-- Dataset content --
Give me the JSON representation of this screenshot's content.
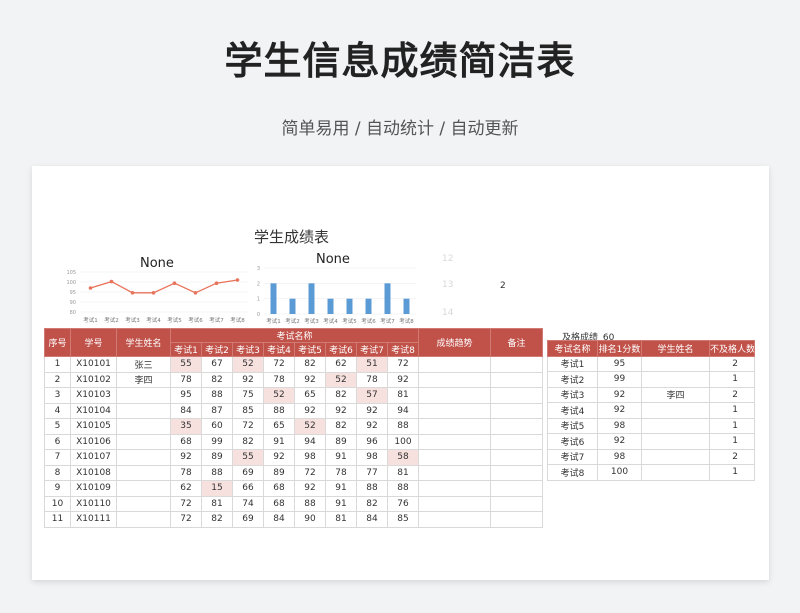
{
  "header": {
    "title": "学生信息成绩简洁表",
    "subtitle": "简单易用 / 自动统计 / 自动更新"
  },
  "sheet": {
    "title": "学生成绩表",
    "chart_label_value": "2",
    "pass_label": "及格成绩",
    "pass_value": "60",
    "faint_row_numbers": [
      "12",
      "13",
      "14"
    ]
  },
  "chart_data": [
    {
      "type": "line",
      "title": "None",
      "categories": [
        "考试1",
        "考试2",
        "考试3",
        "考试4",
        "考试5",
        "考试6",
        "考试7",
        "考试8"
      ],
      "values": [
        95,
        99,
        92,
        92,
        98,
        92,
        98,
        100
      ],
      "ylim": [
        80,
        105
      ],
      "yticks": [
        "80",
        "90",
        "95",
        "100",
        "105"
      ],
      "color": "#e8735a"
    },
    {
      "type": "bar",
      "title": "None",
      "categories": [
        "考试1",
        "考试2",
        "考试3",
        "考试4",
        "考试5",
        "考试6",
        "考试7",
        "考试8"
      ],
      "values": [
        2,
        1,
        2,
        1,
        1,
        1,
        2,
        1
      ],
      "ylim": [
        0,
        3
      ],
      "yticks": [
        "0",
        "1",
        "2",
        "3"
      ],
      "color": "#5b9bd5"
    }
  ],
  "main_table": {
    "headers": {
      "no": "序号",
      "id": "学号",
      "name": "学生姓名",
      "exam_group": "考试名称",
      "trend": "成绩趋势",
      "note": "备注"
    },
    "exams": [
      "考试1",
      "考试2",
      "考试3",
      "考试4",
      "考试5",
      "考试6",
      "考试7",
      "考试8"
    ],
    "rows": [
      {
        "no": "1",
        "id": "X10101",
        "name": "张三",
        "scores": [
          "55",
          "67",
          "52",
          "72",
          "82",
          "62",
          "51",
          "72"
        ]
      },
      {
        "no": "2",
        "id": "X10102",
        "name": "李四",
        "scores": [
          "78",
          "82",
          "92",
          "78",
          "92",
          "52",
          "78",
          "92"
        ]
      },
      {
        "no": "3",
        "id": "X10103",
        "name": "",
        "scores": [
          "95",
          "88",
          "75",
          "52",
          "65",
          "82",
          "57",
          "81"
        ]
      },
      {
        "no": "4",
        "id": "X10104",
        "name": "",
        "scores": [
          "84",
          "87",
          "85",
          "88",
          "92",
          "92",
          "92",
          "94"
        ]
      },
      {
        "no": "5",
        "id": "X10105",
        "name": "",
        "scores": [
          "35",
          "60",
          "72",
          "65",
          "52",
          "82",
          "92",
          "88"
        ]
      },
      {
        "no": "6",
        "id": "X10106",
        "name": "",
        "scores": [
          "68",
          "99",
          "82",
          "91",
          "94",
          "89",
          "96",
          "100"
        ]
      },
      {
        "no": "7",
        "id": "X10107",
        "name": "",
        "scores": [
          "92",
          "89",
          "55",
          "92",
          "98",
          "91",
          "98",
          "58"
        ]
      },
      {
        "no": "8",
        "id": "X10108",
        "name": "",
        "scores": [
          "78",
          "88",
          "69",
          "89",
          "72",
          "78",
          "77",
          "81"
        ]
      },
      {
        "no": "9",
        "id": "X10109",
        "name": "",
        "scores": [
          "62",
          "15",
          "66",
          "68",
          "92",
          "91",
          "88",
          "88"
        ]
      },
      {
        "no": "10",
        "id": "X10110",
        "name": "",
        "scores": [
          "72",
          "81",
          "74",
          "68",
          "88",
          "91",
          "82",
          "76"
        ]
      },
      {
        "no": "11",
        "id": "X10111",
        "name": "",
        "scores": [
          "72",
          "82",
          "69",
          "84",
          "90",
          "81",
          "84",
          "85"
        ]
      }
    ]
  },
  "summary_table": {
    "headers": {
      "exam": "考试名称",
      "top": "排名1分数",
      "name": "学生姓名",
      "fail": "不及格人数"
    },
    "rows": [
      {
        "exam": "考试1",
        "top": "95",
        "name": "",
        "fail": "2"
      },
      {
        "exam": "考试2",
        "top": "99",
        "name": "",
        "fail": "1"
      },
      {
        "exam": "考试3",
        "top": "92",
        "name": "李四",
        "fail": "2"
      },
      {
        "exam": "考试4",
        "top": "92",
        "name": "",
        "fail": "1"
      },
      {
        "exam": "考试5",
        "top": "98",
        "name": "",
        "fail": "1"
      },
      {
        "exam": "考试6",
        "top": "92",
        "name": "",
        "fail": "1"
      },
      {
        "exam": "考试7",
        "top": "98",
        "name": "",
        "fail": "2"
      },
      {
        "exam": "考试8",
        "top": "100",
        "name": "",
        "fail": "1"
      }
    ]
  }
}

-- Task requirements --
The records above must be echoed exactly, minus their pictures.

-- Solution for this task --
Give me the JSON representation of this screenshot's content.
{
  "header": {
    "title": "学生信息成绩简洁表",
    "subtitle": "简单易用 / 自动统计 / 自动更新"
  },
  "sheet": {
    "title": "学生成绩表",
    "chart_label_value": "2",
    "pass_label": "及格成绩",
    "pass_value": "60",
    "faint_row_numbers": [
      "12",
      "13",
      "14"
    ]
  },
  "chart_data": [
    {
      "type": "line",
      "title": "None",
      "categories": [
        "考试1",
        "考试2",
        "考试3",
        "考试4",
        "考试5",
        "考试6",
        "考试7",
        "考试8"
      ],
      "values": [
        95,
        99,
        92,
        92,
        98,
        92,
        98,
        100
      ],
      "ylim": [
        80,
        105
      ],
      "yticks": [
        "80",
        "90",
        "95",
        "100",
        "105"
      ],
      "color": "#e8735a"
    },
    {
      "type": "bar",
      "title": "None",
      "categories": [
        "考试1",
        "考试2",
        "考试3",
        "考试4",
        "考试5",
        "考试6",
        "考试7",
        "考试8"
      ],
      "values": [
        2,
        1,
        2,
        1,
        1,
        1,
        2,
        1
      ],
      "ylim": [
        0,
        3
      ],
      "yticks": [
        "0",
        "1",
        "2",
        "3"
      ],
      "color": "#5b9bd5"
    }
  ],
  "main_table": {
    "headers": {
      "no": "序号",
      "id": "学号",
      "name": "学生姓名",
      "exam_group": "考试名称",
      "trend": "成绩趋势",
      "note": "备注"
    },
    "exams": [
      "考试1",
      "考试2",
      "考试3",
      "考试4",
      "考试5",
      "考试6",
      "考试7",
      "考试8"
    ],
    "rows": [
      {
        "no": "1",
        "id": "X10101",
        "name": "张三",
        "scores": [
          "55",
          "67",
          "52",
          "72",
          "82",
          "62",
          "51",
          "72"
        ]
      },
      {
        "no": "2",
        "id": "X10102",
        "name": "李四",
        "scores": [
          "78",
          "82",
          "92",
          "78",
          "92",
          "52",
          "78",
          "92"
        ]
      },
      {
        "no": "3",
        "id": "X10103",
        "name": "",
        "scores": [
          "95",
          "88",
          "75",
          "52",
          "65",
          "82",
          "57",
          "81"
        ]
      },
      {
        "no": "4",
        "id": "X10104",
        "name": "",
        "scores": [
          "84",
          "87",
          "85",
          "88",
          "92",
          "92",
          "92",
          "94"
        ]
      },
      {
        "no": "5",
        "id": "X10105",
        "name": "",
        "scores": [
          "35",
          "60",
          "72",
          "65",
          "52",
          "82",
          "92",
          "88"
        ]
      },
      {
        "no": "6",
        "id": "X10106",
        "name": "",
        "scores": [
          "68",
          "99",
          "82",
          "91",
          "94",
          "89",
          "96",
          "100"
        ]
      },
      {
        "no": "7",
        "id": "X10107",
        "name": "",
        "scores": [
          "92",
          "89",
          "55",
          "92",
          "98",
          "91",
          "98",
          "58"
        ]
      },
      {
        "no": "8",
        "id": "X10108",
        "name": "",
        "scores": [
          "78",
          "88",
          "69",
          "89",
          "72",
          "78",
          "77",
          "81"
        ]
      },
      {
        "no": "9",
        "id": "X10109",
        "name": "",
        "scores": [
          "62",
          "15",
          "66",
          "68",
          "92",
          "91",
          "88",
          "88"
        ]
      },
      {
        "no": "10",
        "id": "X10110",
        "name": "",
        "scores": [
          "72",
          "81",
          "74",
          "68",
          "88",
          "91",
          "82",
          "76"
        ]
      },
      {
        "no": "11",
        "id": "X10111",
        "name": "",
        "scores": [
          "72",
          "82",
          "69",
          "84",
          "90",
          "81",
          "84",
          "85"
        ]
      }
    ]
  },
  "summary_table": {
    "headers": {
      "exam": "考试名称",
      "top": "排名1分数",
      "name": "学生姓名",
      "fail": "不及格人数"
    },
    "rows": [
      {
        "exam": "考试1",
        "top": "95",
        "name": "",
        "fail": "2"
      },
      {
        "exam": "考试2",
        "top": "99",
        "name": "",
        "fail": "1"
      },
      {
        "exam": "考试3",
        "top": "92",
        "name": "李四",
        "fail": "2"
      },
      {
        "exam": "考试4",
        "top": "92",
        "name": "",
        "fail": "1"
      },
      {
        "exam": "考试5",
        "top": "98",
        "name": "",
        "fail": "1"
      },
      {
        "exam": "考试6",
        "top": "92",
        "name": "",
        "fail": "1"
      },
      {
        "exam": "考试7",
        "top": "98",
        "name": "",
        "fail": "2"
      },
      {
        "exam": "考试8",
        "top": "100",
        "name": "",
        "fail": "1"
      }
    ]
  }
}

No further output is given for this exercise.